Print the entries in full, word for word, but not the pictures.

> **Stored data**
---

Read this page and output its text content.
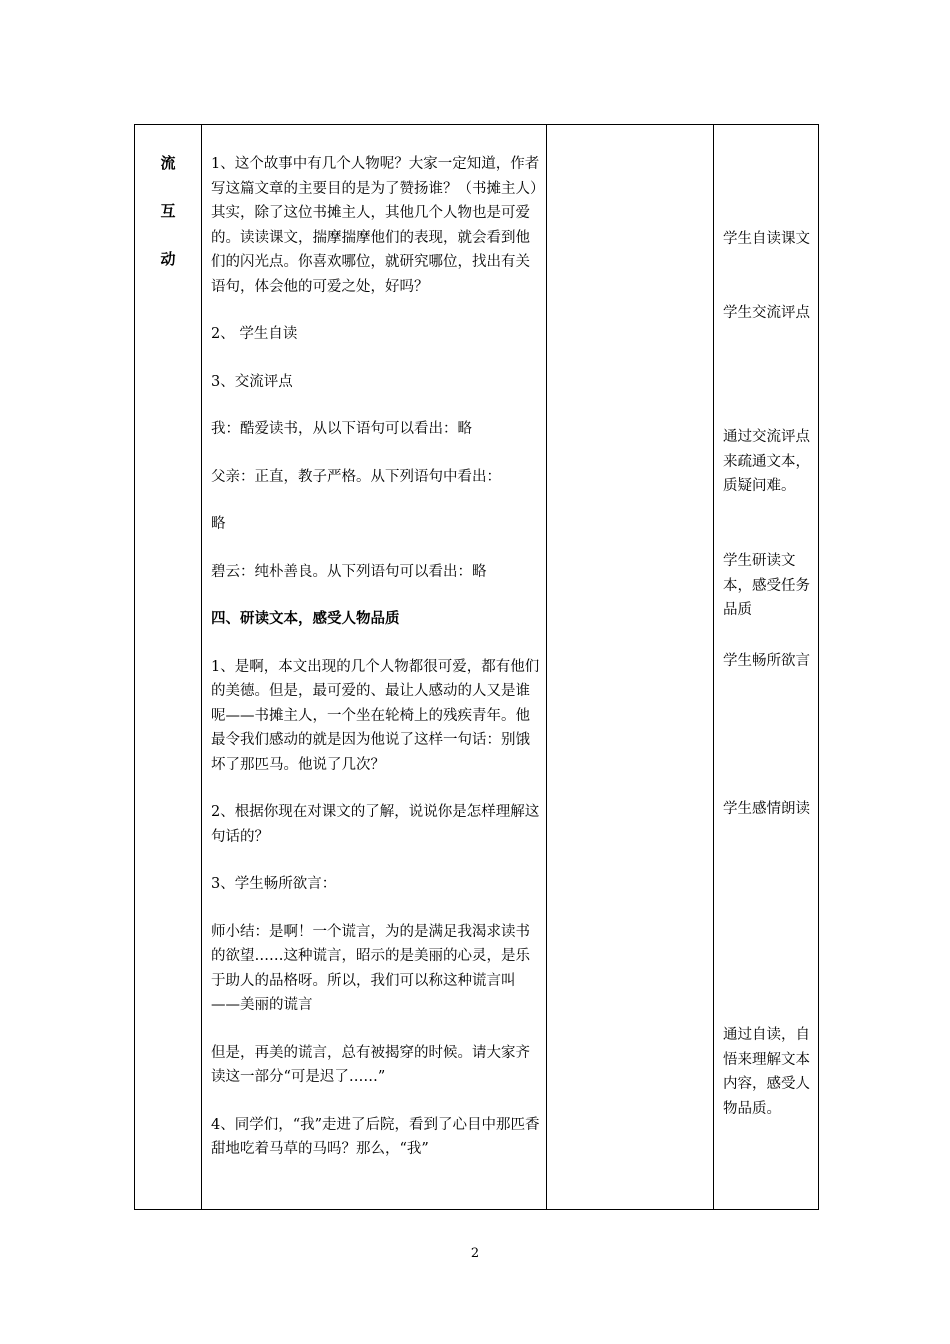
流
互
动

1、这个故事中有几个人物呢？大家一定知道，作者写这篇文章的主要目的是为了赞扬谁？（书摊主人）其实，除了这位书摊主人，其他几个人物也是可爱的。读读课文，揣摩揣摩他们的表现，就会看到他们的闪光点。你喜欢哪位，就研究哪位，找出有关语句，体会他的可爱之处，好吗？

2、 学生自读

3、交流评点

我：酷爱读书，从以下语句可以看出：略

父亲：正直，教子严格。从下列语句中看出：

略

碧云：纯朴善良。从下列语句可以看出：略

四、研读文本，感受人物品质

1、是啊，本文出现的几个人物都很可爱，都有他们的美德。但是，最可爱的、最让人感动的人又是谁呢——书摊主人，一个坐在轮椅上的残疾青年。他最令我们感动的就是因为他说了这样一句话：别饿坏了那匹马。他说了几次？

2、根据你现在对课文的了解，说说你是怎样理解这句话的？

3、学生畅所欲言：

师小结：是啊！一个谎言，为的是满足我渴求读书的欲望……这种谎言，昭示的是美丽的心灵，是乐于助人的品格呀。所以，我们可以称这种谎言叫——美丽的谎言

但是，再美的谎言，总有被揭穿的时候。请大家齐读这一部分“可是迟了……”

4、同学们，“我”走进了后院，看到了心目中那匹香甜地吃着马草的马吗？那么，“我”

学生自读课文

学生交流评点

通过交流评点来疏通文本，质疑问难。

学生研读文本，感受任务品质

学生畅所欲言

学生感情朗读

通过自读，自悟来理解文本内容，感受人物品质。

2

---

> **Output below**
Read this page and output its text content.
流
互
动

1、这个故事中有几个人物呢？大家一定知道，作者写这篇文章的主要目的是为了赞扬谁？（书摊主人）其实，除了这位书摊主人，其他几个人物也是可爱的。读读课文，揣摩揣摩他们的表现，就会看到他们的闪光点。你喜欢哪位，就研究哪位，找出有关语句，体会他的可爱之处，好吗？

2、 学生自读

3、交流评点

我：酷爱读书，从以下语句可以看出：略

父亲：正直，教子严格。从下列语句中看出：

略

碧云：纯朴善良。从下列语句可以看出：略

四、研读文本，感受人物品质

1、是啊，本文出现的几个人物都很可爱，都有他们的美德。但是，最可爱的、最让人感动的人又是谁呢——书摊主人，一个坐在轮椅上的残疾青年。他最令我们感动的就是因为他说了这样一句话：别饿坏了那匹马。他说了几次？

2、根据你现在对课文的了解，说说你是怎样理解这句话的？

3、学生畅所欲言：

师小结：是啊！一个谎言，为的是满足我渴求读书的欲望……这种谎言，昭示的是美丽的心灵，是乐于助人的品格呀。所以，我们可以称这种谎言叫——美丽的谎言

但是，再美的谎言，总有被揭穿的时候。请大家齐读这一部分“可是迟了……”

4、同学们，“我”走进了后院，看到了心目中那匹香甜地吃着马草的马吗？那么，“我”

学生自读课文

学生交流评点

通过交流评点来疏通文本，质疑问难。

学生研读文本，感受任务品质

学生畅所欲言

学生感情朗读

通过自读，自悟来理解文本内容，感受人物品质。

2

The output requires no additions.